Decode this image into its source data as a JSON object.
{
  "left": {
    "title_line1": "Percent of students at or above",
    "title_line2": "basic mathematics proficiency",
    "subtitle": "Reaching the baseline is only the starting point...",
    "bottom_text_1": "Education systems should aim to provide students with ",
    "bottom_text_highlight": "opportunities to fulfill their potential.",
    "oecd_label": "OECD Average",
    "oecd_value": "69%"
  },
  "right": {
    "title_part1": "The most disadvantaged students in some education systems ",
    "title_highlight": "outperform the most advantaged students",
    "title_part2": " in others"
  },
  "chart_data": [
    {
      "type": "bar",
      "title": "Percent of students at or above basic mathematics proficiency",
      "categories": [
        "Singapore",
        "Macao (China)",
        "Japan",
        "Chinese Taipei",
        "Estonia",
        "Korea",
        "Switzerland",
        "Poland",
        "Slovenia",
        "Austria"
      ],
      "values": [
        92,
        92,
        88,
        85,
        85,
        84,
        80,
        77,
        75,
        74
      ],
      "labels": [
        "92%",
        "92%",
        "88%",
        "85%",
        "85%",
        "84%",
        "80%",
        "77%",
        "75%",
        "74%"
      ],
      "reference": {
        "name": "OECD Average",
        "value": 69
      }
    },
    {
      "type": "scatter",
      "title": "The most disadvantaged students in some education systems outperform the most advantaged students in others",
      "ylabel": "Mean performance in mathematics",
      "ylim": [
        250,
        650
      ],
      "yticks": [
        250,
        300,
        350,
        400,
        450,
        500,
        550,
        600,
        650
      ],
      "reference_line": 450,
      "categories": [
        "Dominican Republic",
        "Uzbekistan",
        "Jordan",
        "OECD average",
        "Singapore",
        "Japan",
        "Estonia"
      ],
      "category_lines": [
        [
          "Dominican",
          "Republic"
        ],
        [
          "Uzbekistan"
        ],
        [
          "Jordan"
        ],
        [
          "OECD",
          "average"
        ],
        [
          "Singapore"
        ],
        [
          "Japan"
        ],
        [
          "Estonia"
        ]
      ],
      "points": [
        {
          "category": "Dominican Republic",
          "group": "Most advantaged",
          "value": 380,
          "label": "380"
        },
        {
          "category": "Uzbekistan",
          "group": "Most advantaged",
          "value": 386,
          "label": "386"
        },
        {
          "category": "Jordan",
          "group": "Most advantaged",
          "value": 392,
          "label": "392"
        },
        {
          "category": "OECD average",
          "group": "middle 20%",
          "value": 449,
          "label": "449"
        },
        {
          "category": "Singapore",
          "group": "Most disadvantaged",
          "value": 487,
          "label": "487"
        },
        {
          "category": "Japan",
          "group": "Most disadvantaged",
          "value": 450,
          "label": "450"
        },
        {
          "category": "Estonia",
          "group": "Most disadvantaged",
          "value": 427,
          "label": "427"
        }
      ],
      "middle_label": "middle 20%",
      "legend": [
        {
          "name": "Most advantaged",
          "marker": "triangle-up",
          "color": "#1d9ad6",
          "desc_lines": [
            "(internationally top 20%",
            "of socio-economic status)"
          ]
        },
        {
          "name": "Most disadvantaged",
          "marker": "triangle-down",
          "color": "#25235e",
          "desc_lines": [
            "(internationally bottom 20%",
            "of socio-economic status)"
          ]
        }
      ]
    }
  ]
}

◇ ◇ ◇

Instructions for the task:
Copy out all the entries shown above, character for character.

Final answer:
Decode this image into its source data as a JSON object.
{
  "left": {
    "title_line1": "Percent of students at or above",
    "title_line2": "basic mathematics proficiency",
    "subtitle": "Reaching the baseline is only the starting point...",
    "bottom_text_1": "Education systems should aim to provide students with ",
    "bottom_text_highlight": "opportunities to fulfill their potential.",
    "oecd_label": "OECD Average",
    "oecd_value": "69%"
  },
  "right": {
    "title_part1": "The most disadvantaged students in some education systems ",
    "title_highlight": "outperform the most advantaged students",
    "title_part2": " in others"
  },
  "chart_data": [
    {
      "type": "bar",
      "title": "Percent of students at or above basic mathematics proficiency",
      "categories": [
        "Singapore",
        "Macao (China)",
        "Japan",
        "Chinese Taipei",
        "Estonia",
        "Korea",
        "Switzerland",
        "Poland",
        "Slovenia",
        "Austria"
      ],
      "values": [
        92,
        92,
        88,
        85,
        85,
        84,
        80,
        77,
        75,
        74
      ],
      "labels": [
        "92%",
        "92%",
        "88%",
        "85%",
        "85%",
        "84%",
        "80%",
        "77%",
        "75%",
        "74%"
      ],
      "reference": {
        "name": "OECD Average",
        "value": 69
      }
    },
    {
      "type": "scatter",
      "title": "The most disadvantaged students in some education systems outperform the most advantaged students in others",
      "ylabel": "Mean performance in mathematics",
      "ylim": [
        250,
        650
      ],
      "yticks": [
        250,
        300,
        350,
        400,
        450,
        500,
        550,
        600,
        650
      ],
      "reference_line": 450,
      "categories": [
        "Dominican Republic",
        "Uzbekistan",
        "Jordan",
        "OECD average",
        "Singapore",
        "Japan",
        "Estonia"
      ],
      "category_lines": [
        [
          "Dominican",
          "Republic"
        ],
        [
          "Uzbekistan"
        ],
        [
          "Jordan"
        ],
        [
          "OECD",
          "average"
        ],
        [
          "Singapore"
        ],
        [
          "Japan"
        ],
        [
          "Estonia"
        ]
      ],
      "points": [
        {
          "category": "Dominican Republic",
          "group": "Most advantaged",
          "value": 380,
          "label": "380"
        },
        {
          "category": "Uzbekistan",
          "group": "Most advantaged",
          "value": 386,
          "label": "386"
        },
        {
          "category": "Jordan",
          "group": "Most advantaged",
          "value": 392,
          "label": "392"
        },
        {
          "category": "OECD average",
          "group": "middle 20%",
          "value": 449,
          "label": "449"
        },
        {
          "category": "Singapore",
          "group": "Most disadvantaged",
          "value": 487,
          "label": "487"
        },
        {
          "category": "Japan",
          "group": "Most disadvantaged",
          "value": 450,
          "label": "450"
        },
        {
          "category": "Estonia",
          "group": "Most disadvantaged",
          "value": 427,
          "label": "427"
        }
      ],
      "middle_label": "middle 20%",
      "legend": [
        {
          "name": "Most advantaged",
          "marker": "triangle-up",
          "color": "#1d9ad6",
          "desc_lines": [
            "(internationally top 20%",
            "of socio-economic status)"
          ]
        },
        {
          "name": "Most disadvantaged",
          "marker": "triangle-down",
          "color": "#25235e",
          "desc_lines": [
            "(internationally bottom 20%",
            "of socio-economic status)"
          ]
        }
      ]
    }
  ]
}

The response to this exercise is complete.